*Dataset excerpts*.
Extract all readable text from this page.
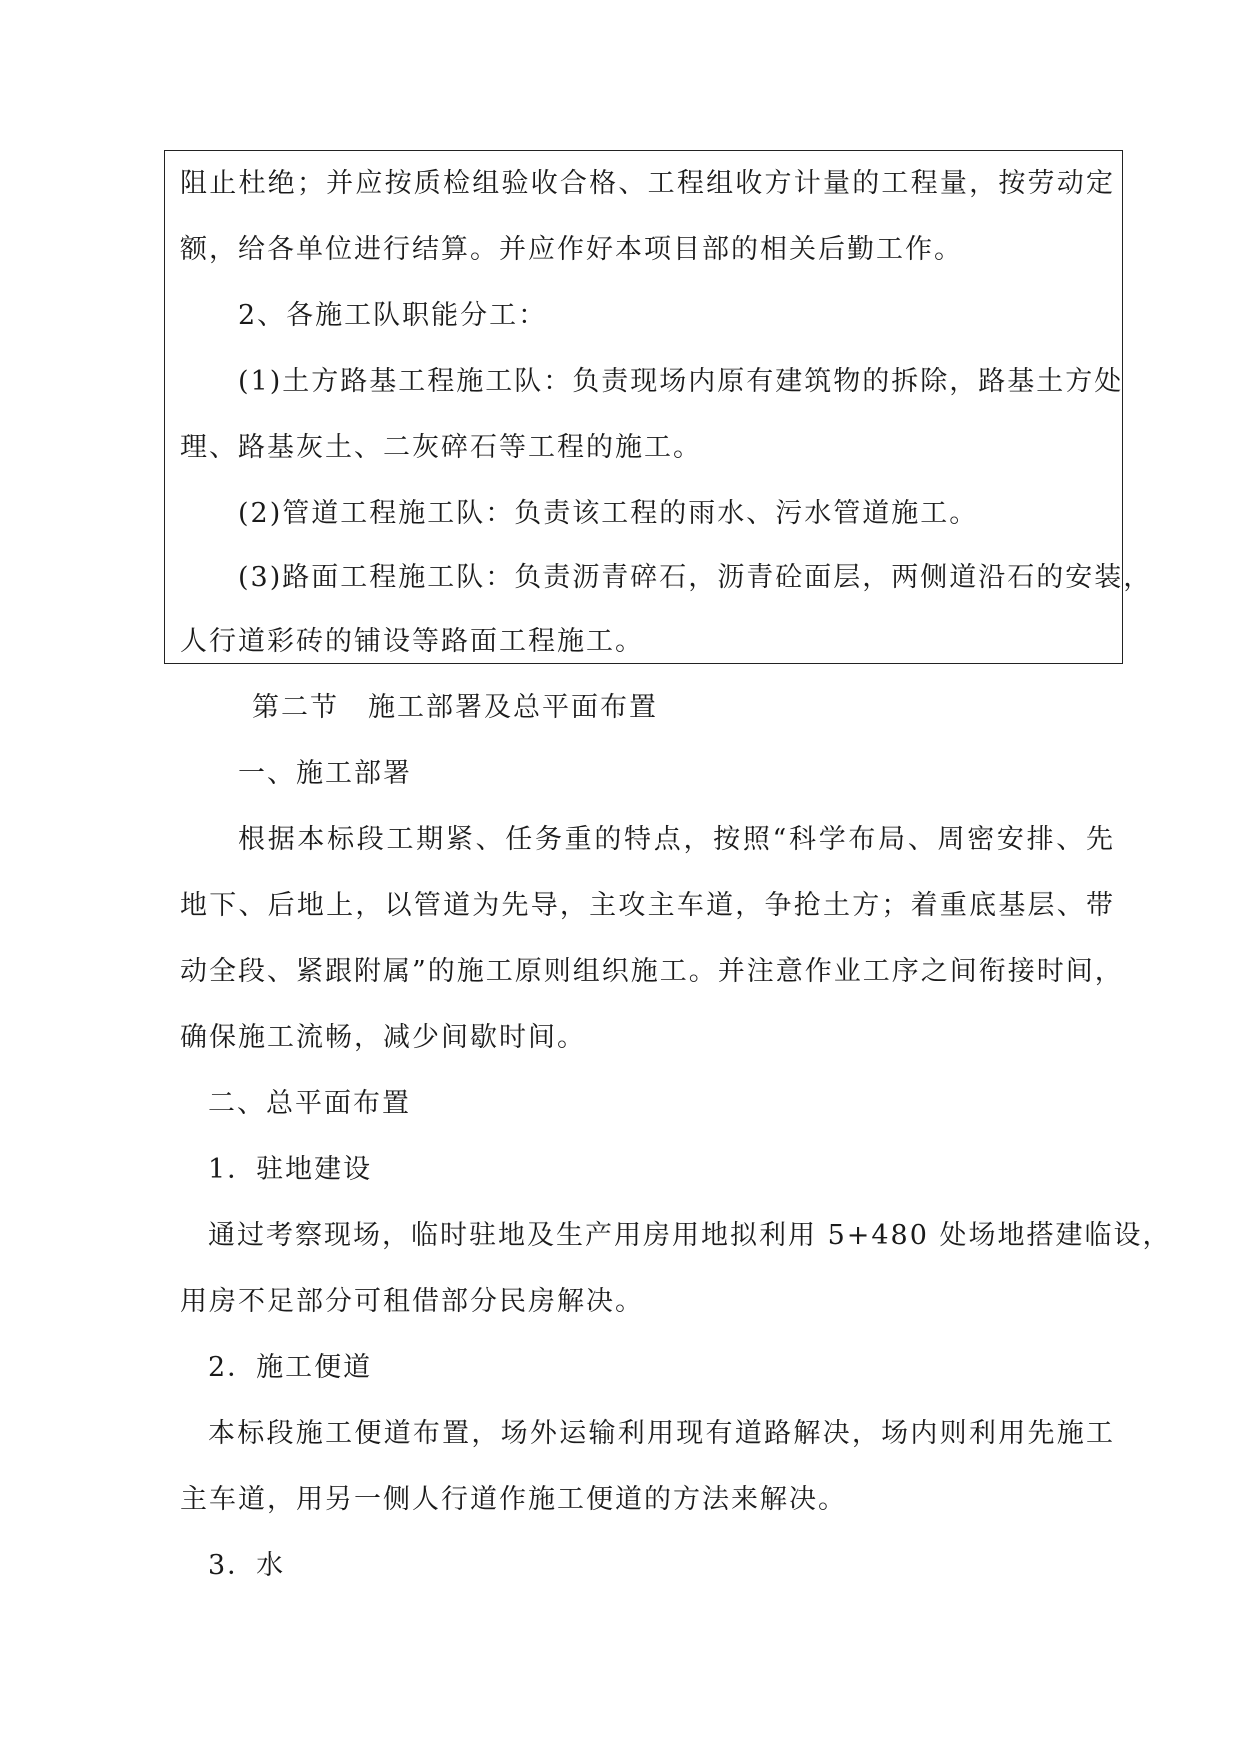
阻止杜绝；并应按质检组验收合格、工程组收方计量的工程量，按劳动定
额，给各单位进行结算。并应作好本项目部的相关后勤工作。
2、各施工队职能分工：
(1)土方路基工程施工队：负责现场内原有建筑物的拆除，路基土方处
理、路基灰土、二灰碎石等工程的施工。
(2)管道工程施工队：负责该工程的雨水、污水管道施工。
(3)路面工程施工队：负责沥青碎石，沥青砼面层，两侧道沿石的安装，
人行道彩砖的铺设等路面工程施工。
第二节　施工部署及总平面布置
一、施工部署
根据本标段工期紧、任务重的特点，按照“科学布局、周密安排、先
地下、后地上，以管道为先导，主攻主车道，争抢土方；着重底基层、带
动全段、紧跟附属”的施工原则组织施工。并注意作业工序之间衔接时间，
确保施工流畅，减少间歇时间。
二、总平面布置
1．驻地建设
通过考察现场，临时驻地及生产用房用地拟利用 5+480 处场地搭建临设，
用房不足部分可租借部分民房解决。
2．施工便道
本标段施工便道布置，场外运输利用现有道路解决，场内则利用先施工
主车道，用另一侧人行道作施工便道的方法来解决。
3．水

*Instructions for the task*.
Copy out all the data exactly; skip the pictures.

*Answer for the task*.
Extract all readable text from this page.
阻止杜绝；并应按质检组验收合格、工程组收方计量的工程量，按劳动定
额，给各单位进行结算。并应作好本项目部的相关后勤工作。
2、各施工队职能分工：
(1)土方路基工程施工队：负责现场内原有建筑物的拆除，路基土方处
理、路基灰土、二灰碎石等工程的施工。
(2)管道工程施工队：负责该工程的雨水、污水管道施工。
(3)路面工程施工队：负责沥青碎石，沥青砼面层，两侧道沿石的安装，
人行道彩砖的铺设等路面工程施工。
第二节　施工部署及总平面布置
一、施工部署
根据本标段工期紧、任务重的特点，按照“科学布局、周密安排、先
地下、后地上，以管道为先导，主攻主车道，争抢土方；着重底基层、带
动全段、紧跟附属”的施工原则组织施工。并注意作业工序之间衔接时间，
确保施工流畅，减少间歇时间。
二、总平面布置
1．驻地建设
通过考察现场，临时驻地及生产用房用地拟利用 5+480 处场地搭建临设，
用房不足部分可租借部分民房解决。
2．施工便道
本标段施工便道布置，场外运输利用现有道路解决，场内则利用先施工
主车道，用另一侧人行道作施工便道的方法来解决。
3．水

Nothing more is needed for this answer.